[THE PROBLEM]
Return every line below as is, leaving out the pictures.

[Stored items]

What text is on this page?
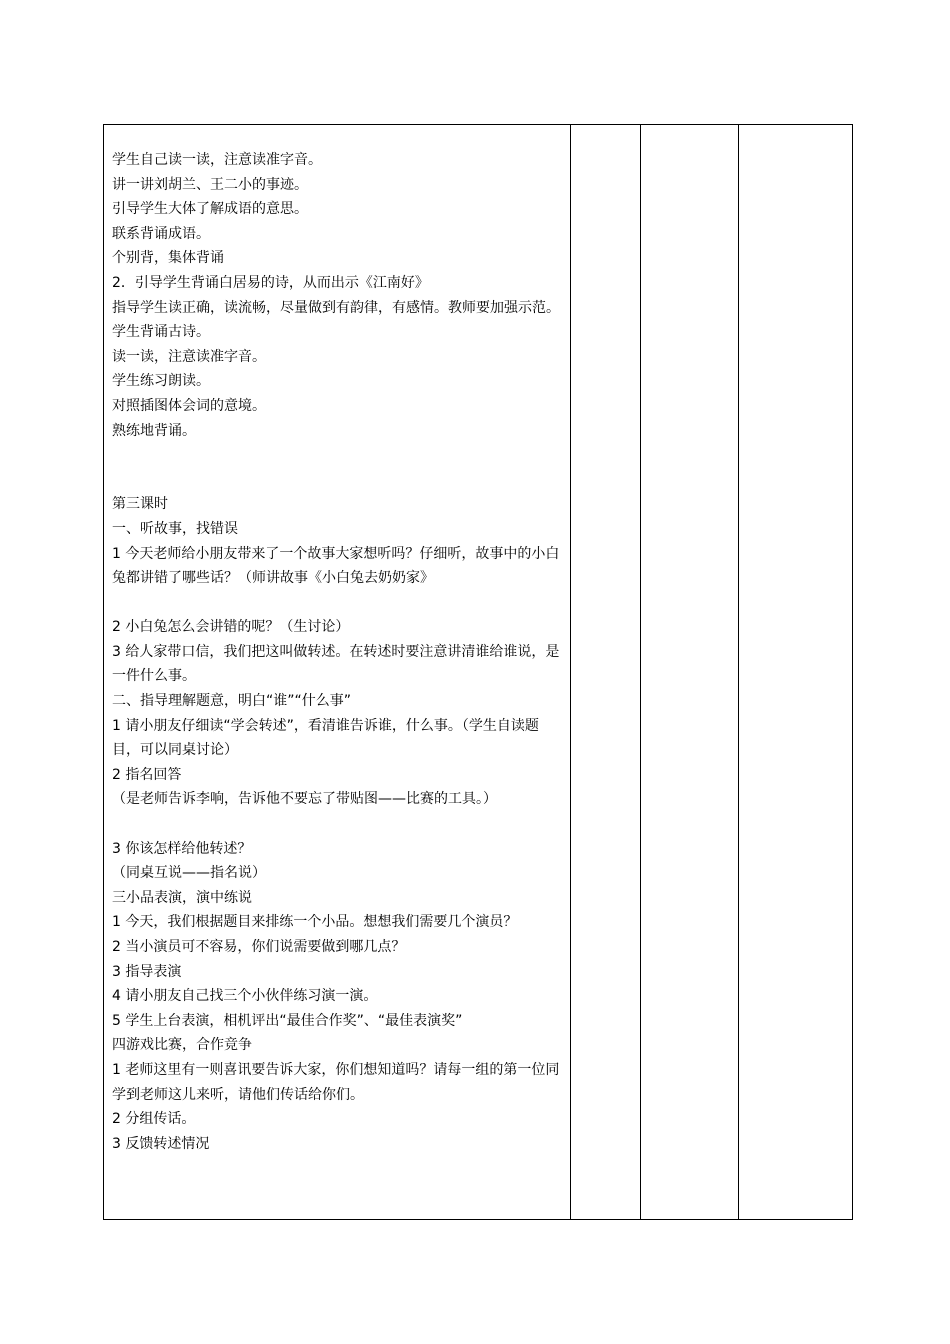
学生自己读一读，注意读准字音。
讲一讲刘胡兰、王二小的事迹。
引导学生大体了解成语的意思。
联系背诵成语。
个别背，集体背诵
2．引导学生背诵白居易的诗，从而出示《江南好》
指导学生读正确，读流畅，尽量做到有韵律，有感情。教师要加强示范。
学生背诵古诗。
读一读，注意读准字音。
学生练习朗读。
对照插图体会词的意境。
熟练地背诵。
第三课时
一、听故事，找错误
1 今天老师给小朋友带来了一个故事大家想听吗？仔细听，故事中的小白兔都讲错了哪些话？（师讲故事《小白兔去奶奶家》
2 小白兔怎么会讲错的呢？（生讨论）
3 给人家带口信，我们把这叫做转述。在转述时要注意讲清谁给谁说，是一件什么事。
二、指导理解题意，明白“谁”“什么事”
1 请小朋友仔细读“学会转述”，看清谁告诉谁，什么事。（学生自读题目，可以同桌讨论）
2 指名回答
（是老师告诉李响，告诉他不要忘了带贴图——比赛的工具。）
3 你该怎样给他转述？
（同桌互说——指名说）
三小品表演，演中练说
1 今天，我们根据题目来排练一个小品。想想我们需要几个演员？
2 当小演员可不容易，你们说需要做到哪几点？
3 指导表演
4 请小朋友自己找三个小伙伴练习演一演。
5 学生上台表演，相机评出“最佳合作奖”、“最佳表演奖”
四游戏比赛，合作竞争
1 老师这里有一则喜讯要告诉大家，你们想知道吗？请每一组的第一位同学到老师这儿来听，请他们传话给你们。
2 分组传话。
3 反馈转述情况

[EXPECTED ANSWER]
What text is on this page?
学生自己读一读，注意读准字音。
讲一讲刘胡兰、王二小的事迹。
引导学生大体了解成语的意思。
联系背诵成语。
个别背，集体背诵
2．引导学生背诵白居易的诗，从而出示《江南好》
指导学生读正确，读流畅，尽量做到有韵律，有感情。教师要加强示范。
学生背诵古诗。
读一读，注意读准字音。
学生练习朗读。
对照插图体会词的意境。
熟练地背诵。
第三课时
一、听故事，找错误
1 今天老师给小朋友带来了一个故事大家想听吗？仔细听，故事中的小白兔都讲错了哪些话？（师讲故事《小白兔去奶奶家》
2 小白兔怎么会讲错的呢？（生讨论）
3 给人家带口信，我们把这叫做转述。在转述时要注意讲清谁给谁说，是一件什么事。
二、指导理解题意，明白“谁”“什么事”
1 请小朋友仔细读“学会转述”，看清谁告诉谁，什么事。（学生自读题目，可以同桌讨论）
2 指名回答
（是老师告诉李响，告诉他不要忘了带贴图——比赛的工具。）
3 你该怎样给他转述？
（同桌互说——指名说）
三小品表演，演中练说
1 今天，我们根据题目来排练一个小品。想想我们需要几个演员？
2 当小演员可不容易，你们说需要做到哪几点？
3 指导表演
4 请小朋友自己找三个小伙伴练习演一演。
5 学生上台表演，相机评出“最佳合作奖”、“最佳表演奖”
四游戏比赛，合作竞争
1 老师这里有一则喜讯要告诉大家，你们想知道吗？请每一组的第一位同学到老师这儿来听，请他们传话给你们。
2 分组传话。
3 反馈转述情况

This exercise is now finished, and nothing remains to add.